Short task
Consider the data that follows and state how many lines contain the string "контроля", using the number alone.

-- start Material provided --

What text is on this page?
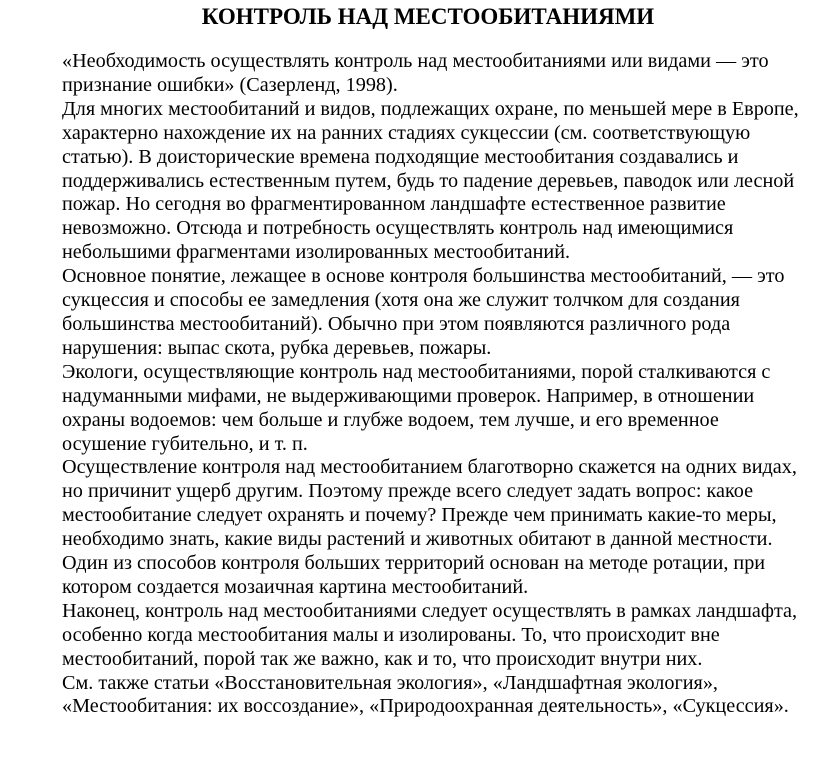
КОНТРОЛЬ НАД МЕСТООБИТАНИЯМИ

«Необходимость осуществлять контроль над местообитаниями или видами — это признание ошибки» (Сазерленд, 1998).

Для многих местообитаний и видов, подлежащих охране, по меньшей мере в Европе, характерно нахождение их на ранних стадиях сукцессии (см. соответствующую статью). В доисторические времена подходящие местообитания создавались и поддерживались естественным путем, будь то падение деревьев, паводок или лесной пожар. Но сегодня во фрагментированном ландшафте естественное развитие невозможно. Отсюда и потребность осуществлять контроль над имеющимися небольшими фрагментами изолированных местообитаний.

Основное понятие, лежащее в основе контроля большинства местообитаний, — это сукцессия и способы ее замедления (хотя она же служит толчком для создания большинства местообитаний). Обычно при этом появляются различного рода нарушения: выпас скота, рубка деревьев, пожары.

Экологи, осуществляющие контроль над местообитаниями, порой сталкиваются с надуманными мифами, не выдерживающими проверок. Например, в отношении охраны водоемов: чем больше и глубже водоем, тем лучше, и его временное осушение губительно, и т. п.

Осуществление контроля над местообитанием благотворно скажется на одних видах, но причинит ущерб другим. Поэтому прежде всего следует задать вопрос: какое местообитание следует охранять и почему? Прежде чем принимать какие-то меры, необходимо знать, какие виды растений и животных обитают в данной местности. Один из способов контроля больших территорий основан на методе ротации, при котором создается мозаичная картина местообитаний.

Наконец, контроль над местообитаниями следует осуществлять в рамках ландшафта, особенно когда местообитания малы и изолированы. То, что происходит вне местообитаний, порой так же важно, как и то, что происходит внутри них.

См. также статьи «Восстановительная экология», «Ландшафтная экология», «Местообитания: их воссоздание», «Природоохранная деятельность», «Сукцессия».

-- end Material provided --

Completed exercise
2